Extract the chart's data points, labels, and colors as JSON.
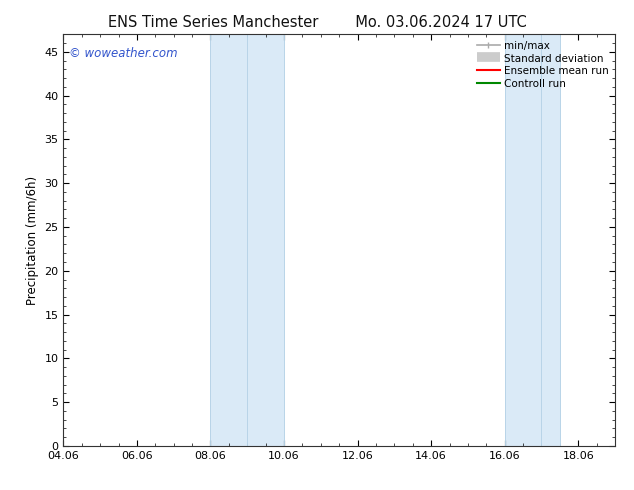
{
  "title_left": "ENS Time Series Manchester",
  "title_right": "Mo. 03.06.2024 17 UTC",
  "ylabel": "Precipitation (mm/6h)",
  "background_color": "#ffffff",
  "plot_bg_color": "#ffffff",
  "watermark": "© woweather.com",
  "watermark_color": "#3355cc",
  "xlim_start": 4.06,
  "xlim_end": 19.06,
  "ylim_min": 0,
  "ylim_max": 47.0,
  "xtick_labels": [
    "04.06",
    "06.06",
    "08.06",
    "10.06",
    "12.06",
    "14.06",
    "16.06",
    "18.06"
  ],
  "xtick_positions": [
    4.06,
    6.06,
    8.06,
    10.06,
    12.06,
    14.06,
    16.06,
    18.06
  ],
  "ytick_positions": [
    0,
    5,
    10,
    15,
    20,
    25,
    30,
    35,
    40,
    45
  ],
  "shaded_regions": [
    {
      "xmin": 8.06,
      "xmax": 10.06,
      "color": "#daeaf7"
    },
    {
      "xmin": 16.06,
      "xmax": 17.56,
      "color": "#daeaf7"
    }
  ],
  "shade_border_color": "#b8d4e8",
  "shade_border_lw": 0.7,
  "shade_borders": [
    8.06,
    9.06,
    10.06,
    16.06,
    17.06,
    17.56
  ],
  "legend_minmax_color": "#aaaaaa",
  "legend_std_color": "#cccccc",
  "legend_ens_color": "#ff0000",
  "legend_ctrl_color": "#008800",
  "title_fontsize": 10.5,
  "tick_fontsize": 8,
  "label_fontsize": 8.5,
  "watermark_fontsize": 8.5
}
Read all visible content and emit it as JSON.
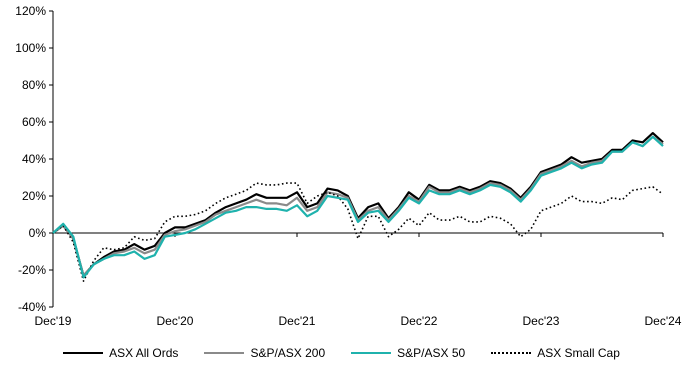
{
  "chart_data": {
    "type": "line",
    "xlabel": "",
    "ylabel": "",
    "x_ticks": [
      "Dec'19",
      "Dec'20",
      "Dec'21",
      "Dec'22",
      "Dec'23",
      "Dec'24"
    ],
    "x_range": [
      0,
      60
    ],
    "y_ticks": [
      "-40%",
      "-20%",
      "0%",
      "20%",
      "40%",
      "60%",
      "80%",
      "100%",
      "120%"
    ],
    "ylim": [
      -40,
      120
    ],
    "y_unit": "%",
    "grid": false,
    "legend_position": "bottom",
    "series": [
      {
        "name": "ASX All Ords",
        "color": "#000000",
        "style": "solid",
        "x": [
          0,
          1,
          2,
          3,
          4,
          5,
          6,
          7,
          8,
          9,
          10,
          11,
          12,
          13,
          14,
          15,
          16,
          17,
          18,
          19,
          20,
          21,
          22,
          23,
          24,
          25,
          26,
          27,
          28,
          29,
          30,
          31,
          32,
          33,
          34,
          35,
          36,
          37,
          38,
          39,
          40,
          41,
          42,
          43,
          44,
          45,
          46,
          47,
          48,
          49,
          50,
          51,
          52,
          53,
          54,
          55,
          56,
          57,
          58,
          59,
          60
        ],
        "y": [
          0,
          4,
          -3,
          -23,
          -17,
          -13,
          -10,
          -9,
          -6,
          -9,
          -7,
          0,
          3,
          3,
          5,
          7,
          11,
          14,
          16,
          18,
          21,
          19,
          19,
          19,
          22,
          14,
          16,
          24,
          23,
          20,
          8,
          14,
          16,
          8,
          14,
          22,
          18,
          26,
          23,
          23,
          25,
          23,
          25,
          28,
          27,
          24,
          19,
          25,
          33,
          35,
          37,
          41,
          38,
          39,
          40,
          45,
          45,
          50,
          49,
          54,
          49
        ]
      },
      {
        "name": "S&P/ASX 200",
        "color": "#8a8a8a",
        "style": "solid",
        "x": [
          0,
          1,
          2,
          3,
          4,
          5,
          6,
          7,
          8,
          9,
          10,
          11,
          12,
          13,
          14,
          15,
          16,
          17,
          18,
          19,
          20,
          21,
          22,
          23,
          24,
          25,
          26,
          27,
          28,
          29,
          30,
          31,
          32,
          33,
          34,
          35,
          36,
          37,
          38,
          39,
          40,
          41,
          42,
          43,
          44,
          45,
          46,
          47,
          48,
          49,
          50,
          51,
          52,
          53,
          54,
          55,
          56,
          57,
          58,
          59,
          60
        ],
        "y": [
          0,
          4,
          -3,
          -23,
          -17,
          -14,
          -11,
          -10,
          -8,
          -11,
          -9,
          -1,
          1,
          2,
          4,
          6,
          10,
          12,
          14,
          16,
          18,
          16,
          16,
          15,
          19,
          12,
          14,
          22,
          21,
          19,
          7,
          12,
          14,
          7,
          13,
          20,
          17,
          25,
          22,
          22,
          24,
          22,
          24,
          27,
          26,
          23,
          18,
          24,
          32,
          34,
          36,
          39,
          36,
          38,
          39,
          44,
          44,
          49,
          47,
          52,
          48
        ]
      },
      {
        "name": "S&P/ASX 50",
        "color": "#1fb2ad",
        "style": "solid",
        "x": [
          0,
          1,
          2,
          3,
          4,
          5,
          6,
          7,
          8,
          9,
          10,
          11,
          12,
          13,
          14,
          15,
          16,
          17,
          18,
          19,
          20,
          21,
          22,
          23,
          24,
          25,
          26,
          27,
          28,
          29,
          30,
          31,
          32,
          33,
          34,
          35,
          36,
          37,
          38,
          39,
          40,
          41,
          42,
          43,
          44,
          45,
          46,
          47,
          48,
          49,
          50,
          51,
          52,
          53,
          54,
          55,
          56,
          57,
          58,
          59,
          60
        ],
        "y": [
          0,
          5,
          -2,
          -24,
          -17,
          -14,
          -12,
          -12,
          -10,
          -14,
          -12,
          -2,
          -1,
          0,
          2,
          5,
          8,
          11,
          12,
          14,
          14,
          13,
          13,
          12,
          15,
          9,
          12,
          20,
          19,
          18,
          6,
          11,
          12,
          6,
          12,
          19,
          16,
          23,
          21,
          21,
          23,
          21,
          23,
          26,
          25,
          22,
          17,
          23,
          31,
          33,
          35,
          38,
          35,
          37,
          38,
          44,
          44,
          49,
          47,
          52,
          47
        ]
      },
      {
        "name": "ASX Small Cap",
        "color": "#000000",
        "style": "dotted",
        "x": [
          0,
          1,
          2,
          3,
          4,
          5,
          6,
          7,
          8,
          9,
          10,
          11,
          12,
          13,
          14,
          15,
          16,
          17,
          18,
          19,
          20,
          21,
          22,
          23,
          24,
          25,
          26,
          27,
          28,
          29,
          30,
          31,
          32,
          33,
          34,
          35,
          36,
          37,
          38,
          39,
          40,
          41,
          42,
          43,
          44,
          45,
          46,
          47,
          48,
          49,
          50,
          51,
          52,
          53,
          54,
          55,
          56,
          57,
          58,
          59,
          60
        ],
        "y": [
          0,
          4,
          -5,
          -26,
          -15,
          -8,
          -9,
          -8,
          -2,
          -4,
          -3,
          6,
          9,
          9,
          10,
          12,
          16,
          19,
          21,
          23,
          27,
          26,
          26,
          27,
          27,
          16,
          20,
          22,
          20,
          13,
          -3,
          9,
          9,
          -2,
          2,
          8,
          4,
          11,
          7,
          7,
          9,
          6,
          6,
          9,
          8,
          5,
          -2,
          2,
          12,
          14,
          16,
          20,
          17,
          17,
          16,
          19,
          18,
          23,
          24,
          25,
          21
        ]
      }
    ]
  }
}
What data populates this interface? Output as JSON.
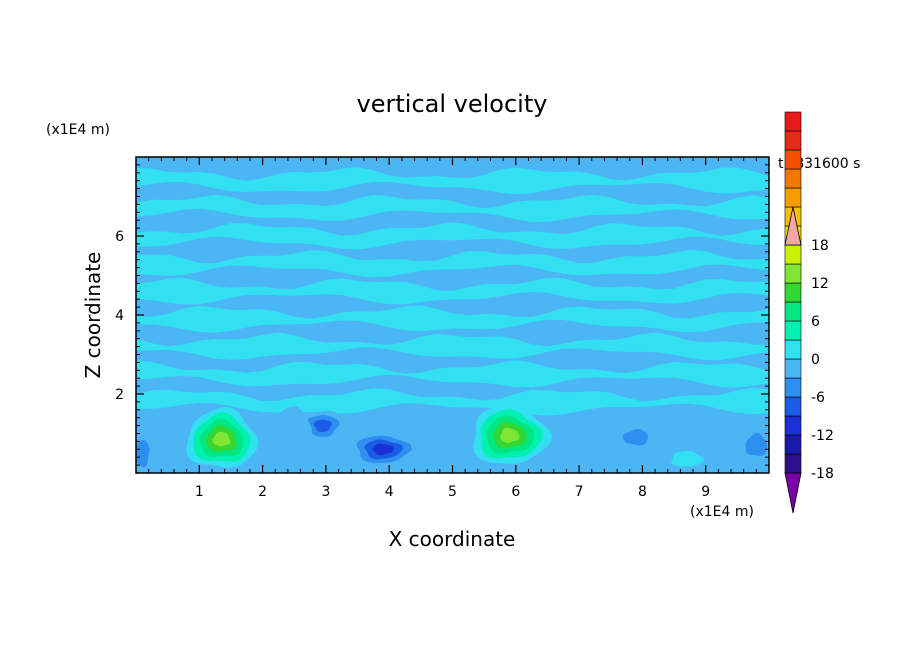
{
  "chart_data": {
    "type": "heatmap",
    "title": "vertical velocity",
    "xlabel": "X coordinate",
    "ylabel": "Z coordinate",
    "x_unit": "(x1E4 m)",
    "y_unit": "(x1E4 m)",
    "time_label": "t=831600 s",
    "xlim": [
      0,
      10
    ],
    "ylim": [
      0,
      8
    ],
    "x_ticks": [
      "1",
      "2",
      "3",
      "4",
      "5",
      "6",
      "7",
      "8",
      "9"
    ],
    "y_ticks": [
      "2",
      "4",
      "6"
    ],
    "colorbar": {
      "tick_labels": [
        "18",
        "12",
        "6",
        "0",
        "-6",
        "-12",
        "-18"
      ],
      "tick_values": [
        18,
        12,
        6,
        0,
        -6,
        -12,
        -18
      ],
      "range": [
        -21,
        21
      ],
      "step": 3,
      "extend": "both",
      "colors": [
        "#7b00a8",
        "#2e0f8c",
        "#1a1aa8",
        "#1a2fd6",
        "#1a5ce6",
        "#2e8ff0",
        "#4cb6f5",
        "#33e0f2",
        "#00f0b0",
        "#00e680",
        "#33d633",
        "#80e633",
        "#c8f000",
        "#f0e000",
        "#f5bf00",
        "#f59c00",
        "#f07800",
        "#f05000",
        "#e62a1a",
        "#e61a1a",
        "#f2a6a6"
      ]
    },
    "colormap_background_value": -0.5,
    "features": [
      {
        "x": 1.35,
        "z": 0.85,
        "value": 17,
        "sx": 0.55,
        "sz": 0.75
      },
      {
        "x": 5.9,
        "z": 0.95,
        "value": 16,
        "sx": 0.6,
        "sz": 0.75
      },
      {
        "x": 3.9,
        "z": 0.6,
        "value": -14,
        "sx": 0.55,
        "sz": 0.45
      },
      {
        "x": 2.95,
        "z": 1.2,
        "value": -9,
        "sx": 0.35,
        "sz": 0.4
      },
      {
        "x": 0.1,
        "z": 0.5,
        "value": -8,
        "sx": 0.2,
        "sz": 0.6
      },
      {
        "x": 7.9,
        "z": 0.9,
        "value": -8,
        "sx": 0.35,
        "sz": 0.35
      },
      {
        "x": 9.8,
        "z": 0.7,
        "value": -6,
        "sx": 0.3,
        "sz": 0.5
      },
      {
        "x": 8.7,
        "z": 0.35,
        "value": 4,
        "sx": 0.25,
        "sz": 0.2
      },
      {
        "x": 2.5,
        "z": 1.0,
        "value": -4,
        "sx": 0.25,
        "sz": 0.7
      },
      {
        "x": 4.6,
        "z": 1.0,
        "value": -5,
        "sx": 0.3,
        "sz": 0.7
      }
    ]
  }
}
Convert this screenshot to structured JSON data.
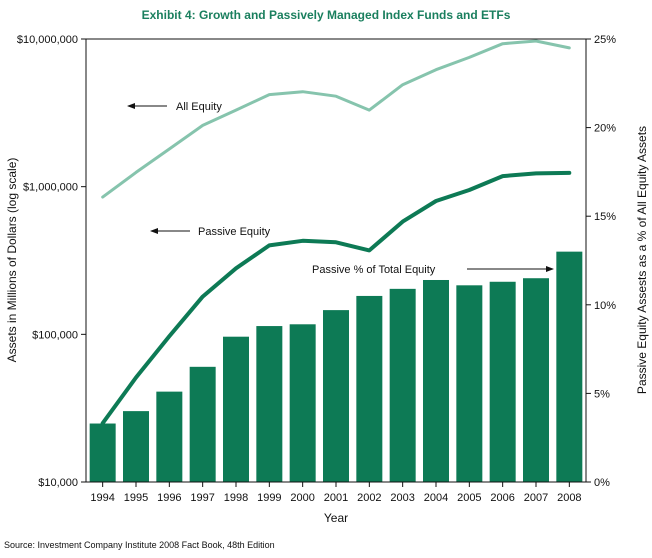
{
  "chart_data": {
    "type": "bar",
    "title": "Exhibit 4: Growth and Passively Managed Index Funds and ETFs",
    "xlabel": "Year",
    "ylabel_left": "Assets in Millions of Dollars (log scale)",
    "ylabel_right": "Passive Equity Assests as a % of All Equity Assets",
    "source": "Source: Investment Company Institute 2008 Fact Book, 48th Edition",
    "categories": [
      "1994",
      "1995",
      "1996",
      "1997",
      "1998",
      "1999",
      "2000",
      "2001",
      "2002",
      "2003",
      "2004",
      "2005",
      "2006",
      "2007",
      "2008"
    ],
    "left_axis": {
      "scale": "log",
      "ylim": [
        10000,
        10000000
      ],
      "ticks": [
        10000,
        100000,
        1000000,
        10000000
      ],
      "tick_labels": [
        "$10,000",
        "$100,000",
        "$1,000,000",
        "$10,000,000"
      ]
    },
    "right_axis": {
      "scale": "linear",
      "ylim": [
        0,
        25
      ],
      "ticks": [
        0,
        5,
        10,
        15,
        20,
        25
      ],
      "tick_labels": [
        "0%",
        "5%",
        "10%",
        "15%",
        "20%",
        "25%"
      ]
    },
    "series": [
      {
        "name": "All Equity",
        "kind": "line",
        "axis": "left",
        "color": "#86c4ad",
        "values": [
          850000,
          1250000,
          1800000,
          2600000,
          3300000,
          4200000,
          4400000,
          4100000,
          3300000,
          4900000,
          6200000,
          7500000,
          9300000,
          9700000,
          8700000
        ]
      },
      {
        "name": "Passive Equity",
        "kind": "line",
        "axis": "left",
        "color": "#0d7a55",
        "values": [
          25000,
          51000,
          97000,
          180000,
          280000,
          400000,
          430000,
          420000,
          370000,
          580000,
          800000,
          950000,
          1180000,
          1230000,
          1240000
        ]
      },
      {
        "name": "Passive % of Total Equity",
        "kind": "bar",
        "axis": "right",
        "color": "#0d7a55",
        "values": [
          3.3,
          4.0,
          5.1,
          6.5,
          8.2,
          8.8,
          8.9,
          9.7,
          10.5,
          10.9,
          11.4,
          11.1,
          11.3,
          11.5,
          13.0
        ]
      }
    ],
    "annotations": [
      {
        "text": "All Equity",
        "arrow": "left"
      },
      {
        "text": "Passive Equity",
        "arrow": "left"
      },
      {
        "text": "Passive % of Total Equity",
        "arrow": "right"
      }
    ],
    "grid": false
  }
}
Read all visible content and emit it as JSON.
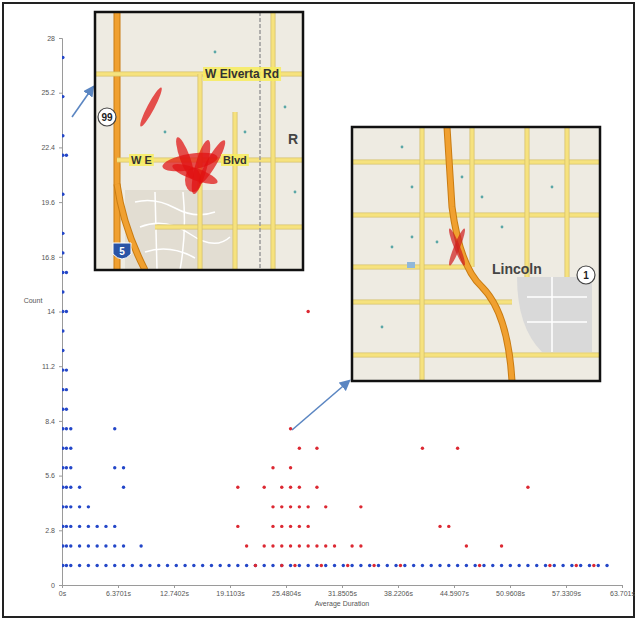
{
  "chart_data": {
    "type": "scatter",
    "x_label": "Average Duration",
    "y_label": "Count",
    "xlim": [
      0,
      63.701
    ],
    "ylim": [
      0,
      28
    ],
    "xticks": [
      {
        "value": 0,
        "label": "0s"
      },
      {
        "value": 6.3701,
        "label": "6.3701s"
      },
      {
        "value": 12.7402,
        "label": "12.7402s"
      },
      {
        "value": 19.1103,
        "label": "19.1103s"
      },
      {
        "value": 25.4804,
        "label": "25.4804s"
      },
      {
        "value": 31.8505,
        "label": "31.8505s"
      },
      {
        "value": 38.2206,
        "label": "38.2206s"
      },
      {
        "value": 44.5907,
        "label": "44.5907s"
      },
      {
        "value": 50.9608,
        "label": "50.9608s"
      },
      {
        "value": 57.3309,
        "label": "57.3309s"
      },
      {
        "value": 63.701,
        "label": "63.701s"
      }
    ],
    "yticks": [
      0,
      2.8,
      5.6,
      8.4,
      11.2,
      14,
      16.8,
      19.6,
      22.4,
      25.2,
      28
    ],
    "grid": false,
    "series": [
      {
        "color": "#2346c8",
        "marker": "circle",
        "x": [
          0.1,
          0.1,
          0.1,
          0.1,
          0.1,
          0.1,
          0.1,
          0.1,
          0.1,
          0.1,
          0.1,
          0.1,
          0.1,
          0.1,
          0.1,
          0.1,
          0.1,
          0.1,
          0.1,
          0.1,
          0.1,
          0.1,
          0.1,
          0.5,
          0.5,
          0.5,
          0.5,
          0.5,
          0.5,
          0.5,
          0.5,
          0.5,
          0.5,
          0.5,
          0.5,
          0.5,
          0.5,
          1,
          1,
          1,
          1,
          1,
          1,
          1,
          1,
          2,
          2,
          2,
          2,
          2,
          3,
          3,
          3,
          3,
          4,
          4,
          4,
          5,
          5,
          5,
          6,
          6,
          6,
          6,
          6,
          7,
          7,
          7,
          7,
          9,
          9,
          8,
          10,
          11,
          12,
          13,
          14,
          15,
          16,
          17,
          18,
          19,
          20,
          21,
          22,
          23,
          24,
          25,
          26,
          27,
          28,
          29,
          30,
          31,
          32,
          33,
          34,
          35,
          36,
          37,
          38,
          39,
          40,
          41,
          42,
          43,
          44,
          45,
          46,
          47,
          48,
          49,
          50,
          51,
          52,
          53,
          54,
          55,
          56,
          57,
          58,
          59,
          60,
          61,
          62
        ],
        "values": [
          1,
          2,
          3,
          4,
          5,
          6,
          7,
          8,
          9,
          10,
          11,
          12,
          13,
          14,
          15,
          16,
          17,
          18,
          20,
          22,
          23,
          25,
          27,
          1,
          2,
          3,
          4,
          5,
          6,
          7,
          8,
          9,
          10,
          11,
          14,
          16,
          22,
          1,
          2,
          3,
          4,
          5,
          6,
          7,
          8,
          1,
          2,
          3,
          4,
          5,
          1,
          2,
          3,
          4,
          1,
          2,
          3,
          1,
          2,
          3,
          1,
          2,
          3,
          6,
          8,
          1,
          2,
          5,
          6,
          1,
          2,
          1,
          1,
          1,
          1,
          1,
          1,
          1,
          1,
          1,
          1,
          1,
          1,
          1,
          1,
          1,
          1,
          1,
          1,
          1,
          1,
          1,
          1,
          1,
          1,
          1,
          1,
          1,
          1,
          1,
          1,
          1,
          1,
          1,
          1,
          1,
          1,
          1,
          1,
          1,
          1,
          1,
          1,
          1,
          1,
          1,
          1,
          1,
          1,
          1,
          1,
          1,
          1,
          1,
          1
        ]
      },
      {
        "color": "#dc2832",
        "marker": "circle",
        "x": [
          20,
          20,
          21,
          22,
          23,
          23,
          24,
          24,
          24,
          24,
          25,
          25,
          25,
          25,
          25,
          26,
          26,
          26,
          26,
          26,
          26,
          27,
          27,
          27,
          27,
          27,
          28,
          28,
          28,
          28,
          29,
          29,
          29,
          30,
          30,
          31,
          33,
          34,
          34,
          41,
          43,
          44,
          45,
          46,
          50,
          53,
          26.5,
          29.5,
          32.5,
          35.5,
          38.5,
          47.5,
          55.5,
          58.5,
          60.5
        ],
        "values": [
          3,
          5,
          2,
          1,
          2,
          5,
          2,
          3,
          4,
          6,
          1,
          2,
          3,
          4,
          5,
          2,
          3,
          4,
          5,
          6,
          8,
          2,
          3,
          4,
          5,
          7,
          2,
          3,
          4,
          14,
          2,
          5,
          7,
          2,
          4,
          2,
          2,
          2,
          4,
          7,
          3,
          3,
          7,
          2,
          2,
          5,
          1,
          1,
          1,
          1,
          1,
          1,
          1,
          1,
          1
        ]
      }
    ],
    "insets": [
      {
        "labels": [
          "W Elverta Rd",
          "W E",
          "Blvd",
          "99",
          "5",
          "R"
        ]
      },
      {
        "labels": [
          "Lincoln",
          "1"
        ]
      }
    ]
  }
}
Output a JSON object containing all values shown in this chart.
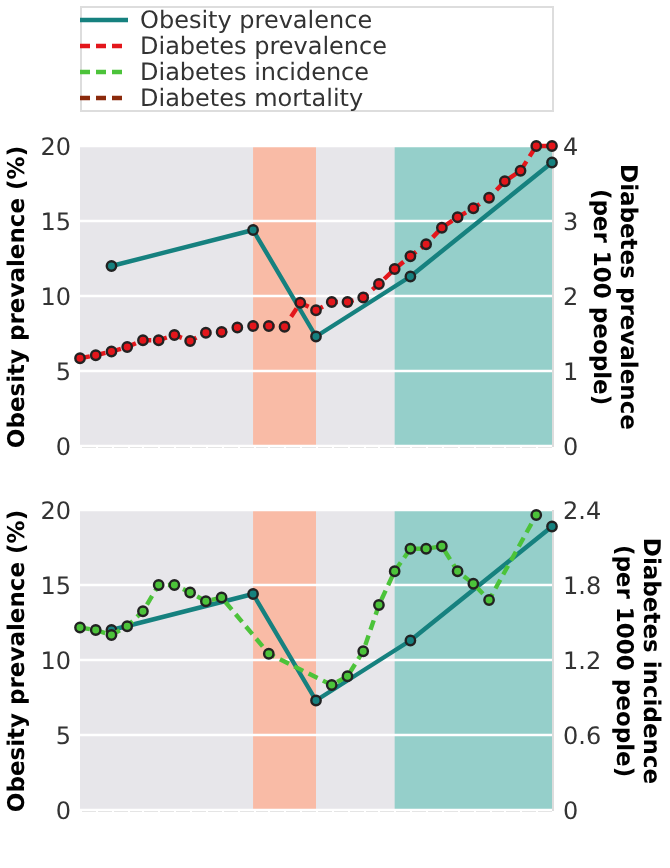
{
  "chart_data": [
    {
      "type": "line",
      "ylabel": "Obesity prevalence (%)",
      "y2label": "Diabetes prevalence (per 100 people)",
      "categories": [
        null,
        null,
        null,
        null,
        null,
        null,
        null,
        null,
        null,
        null,
        null,
        null,
        null,
        null,
        null,
        null,
        null,
        null,
        null,
        null,
        null,
        null,
        null,
        null,
        null,
        null,
        null,
        null,
        null,
        null,
        null
      ],
      "ylim": [
        0,
        20
      ],
      "yticks": [
        0,
        5,
        10,
        15,
        20
      ],
      "y2lim": [
        0,
        4
      ],
      "y2ticks": [
        0,
        1,
        2,
        3,
        4
      ],
      "grid": "y",
      "legend": "top",
      "marker": "circle",
      "series": [
        {
          "name": "Obesity prevalence",
          "color": "#16817f",
          "line_style": "solid",
          "values": [
            null,
            null,
            12.0,
            null,
            null,
            null,
            null,
            null,
            null,
            null,
            null,
            14.4,
            null,
            null,
            null,
            7.3,
            null,
            null,
            null,
            null,
            null,
            11.3,
            null,
            null,
            null,
            null,
            null,
            null,
            null,
            null,
            18.9
          ]
        },
        {
          "name": "Diabetes prevalence",
          "color": "#e3161b",
          "line_style": "dashed",
          "axis": "y2",
          "values": [
            1.17,
            1.21,
            1.26,
            1.32,
            1.41,
            1.41,
            1.48,
            1.4,
            1.51,
            1.52,
            1.58,
            1.6,
            1.6,
            1.59,
            1.91,
            1.81,
            1.92,
            1.92,
            1.98,
            2.16,
            2.36,
            2.53,
            2.69,
            2.91,
            3.05,
            3.17,
            3.31,
            3.53,
            3.67,
            4.0,
            4.0
          ]
        }
      ]
    },
    {
      "type": "line",
      "ylabel": "Obesity prevalence (%)",
      "y2label": "Diabetes incidence (per 1000 people)",
      "categories": [
        null,
        null,
        null,
        null,
        null,
        null,
        null,
        null,
        null,
        null,
        null,
        null,
        null,
        null,
        null,
        null,
        null,
        null,
        null,
        null,
        null,
        null,
        null,
        null,
        null,
        null,
        null,
        null,
        null,
        null,
        null
      ],
      "ylim": [
        0,
        20
      ],
      "yticks": [
        0,
        5,
        10,
        15,
        20
      ],
      "y2lim": [
        0,
        2.4
      ],
      "y2ticks": [
        0,
        0.6,
        1.2,
        1.8,
        2.4
      ],
      "grid": "y",
      "marker": "circle",
      "series": [
        {
          "name": "Obesity prevalence",
          "color": "#16817f",
          "line_style": "solid",
          "values": [
            null,
            null,
            12.0,
            null,
            null,
            null,
            null,
            null,
            null,
            null,
            null,
            14.4,
            null,
            null,
            null,
            7.3,
            null,
            null,
            null,
            null,
            null,
            11.3,
            null,
            null,
            null,
            null,
            null,
            null,
            null,
            null,
            18.9
          ]
        },
        {
          "name": "Diabetes incidence",
          "color": "#4cc33a",
          "line_style": "dashed",
          "axis": "y2",
          "values": [
            1.46,
            1.44,
            1.4,
            1.47,
            1.59,
            1.8,
            1.8,
            1.74,
            1.67,
            1.7,
            null,
            null,
            1.25,
            null,
            null,
            null,
            1.0,
            1.07,
            1.27,
            1.64,
            1.91,
            2.09,
            2.09,
            2.11,
            1.91,
            1.81,
            1.68,
            null,
            null,
            2.36,
            null
          ]
        },
        {
          "name": "Diabetes mortality",
          "color": "#8b2a0c",
          "line_style": "dashed",
          "axis": "y2",
          "values": [
            null,
            null,
            null,
            null,
            null,
            null,
            null,
            null,
            null,
            null,
            null,
            null,
            null,
            null,
            null,
            null,
            null,
            null,
            null,
            null,
            null,
            null,
            null,
            null,
            null,
            null,
            null,
            null,
            null,
            null,
            null
          ]
        }
      ]
    }
  ]
}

→ **GIVEN INSTRUCTION**
Your answer should be only the number of lines that hold the word "Diabetes".

→ **FULL OUTPUT**
5